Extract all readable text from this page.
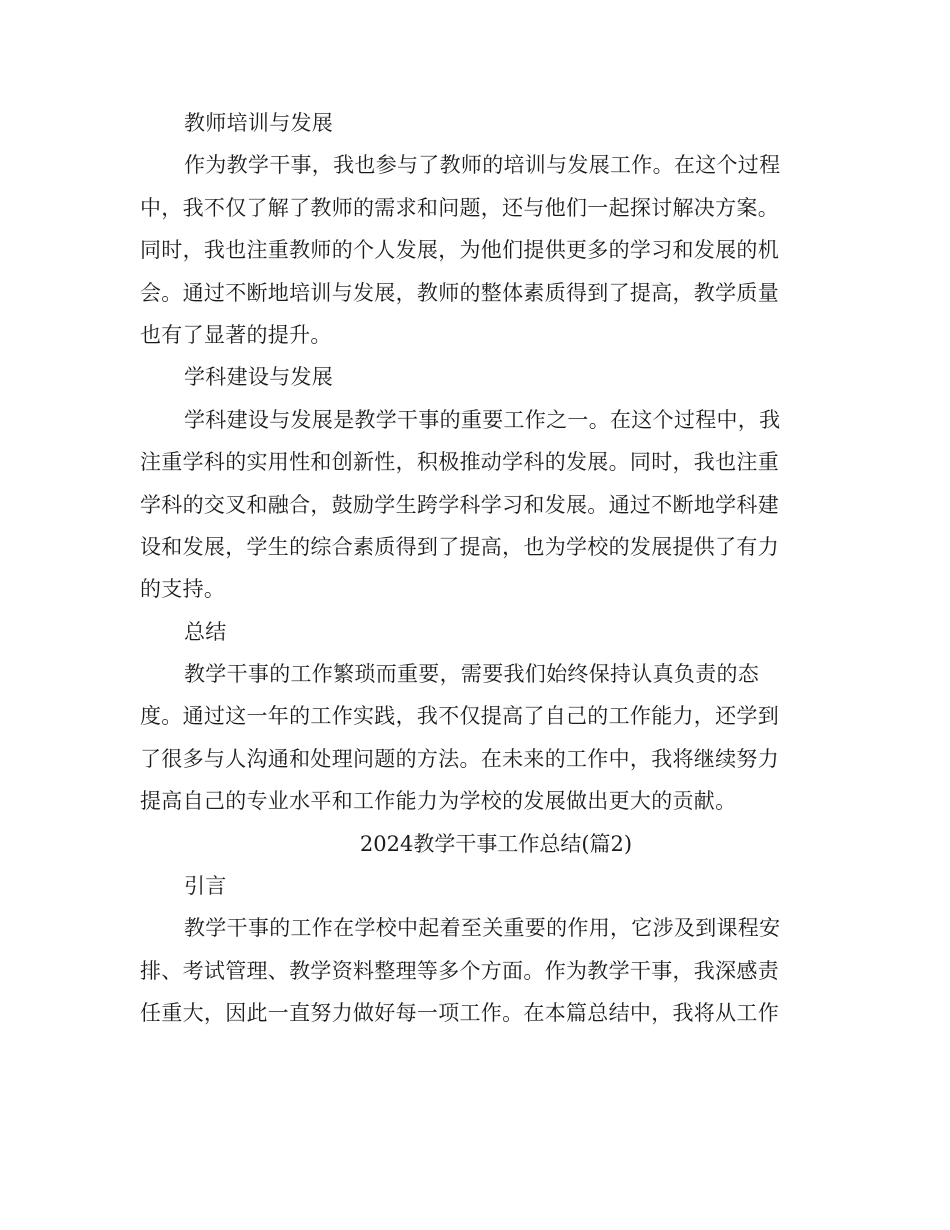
教师培训与发展
作为教学干事，我也参与了教师的培训与发展工作。在这个过程
中，我不仅了解了教师的需求和问题，还与他们一起探讨解决方案。
同时，我也注重教师的个人发展，为他们提供更多的学习和发展的机
会。通过不断地培训与发展，教师的整体素质得到了提高，教学质量
也有了显著的提升。
学科建设与发展
学科建设与发展是教学干事的重要工作之一。在这个过程中，我
注重学科的实用性和创新性，积极推动学科的发展。同时，我也注重
学科的交叉和融合，鼓励学生跨学科学习和发展。通过不断地学科建
设和发展，学生的综合素质得到了提高，也为学校的发展提供了有力
的支持。
总结
教学干事的工作繁琐而重要，需要我们始终保持认真负责的态
度。通过这一年的工作实践，我不仅提高了自己的工作能力，还学到
了很多与人沟通和处理问题的方法。在未来的工作中，我将继续努力
提高自己的专业水平和工作能力为学校的发展做出更大的贡献。
2024教学干事工作总结(篇2)
引言
教学干事的工作在学校中起着至关重要的作用，它涉及到课程安
排、考试管理、教学资料整理等多个方面。作为教学干事，我深感责
任重大，因此一直努力做好每一项工作。在本篇总结中，我将从工作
----
Identify all lines in the records above with the word "作为教学干事".

作为教学干事，我也参与了教师的培训与发展工作。在这个过程
排、考试管理、教学资料整理等多个方面。作为教学干事，我深感责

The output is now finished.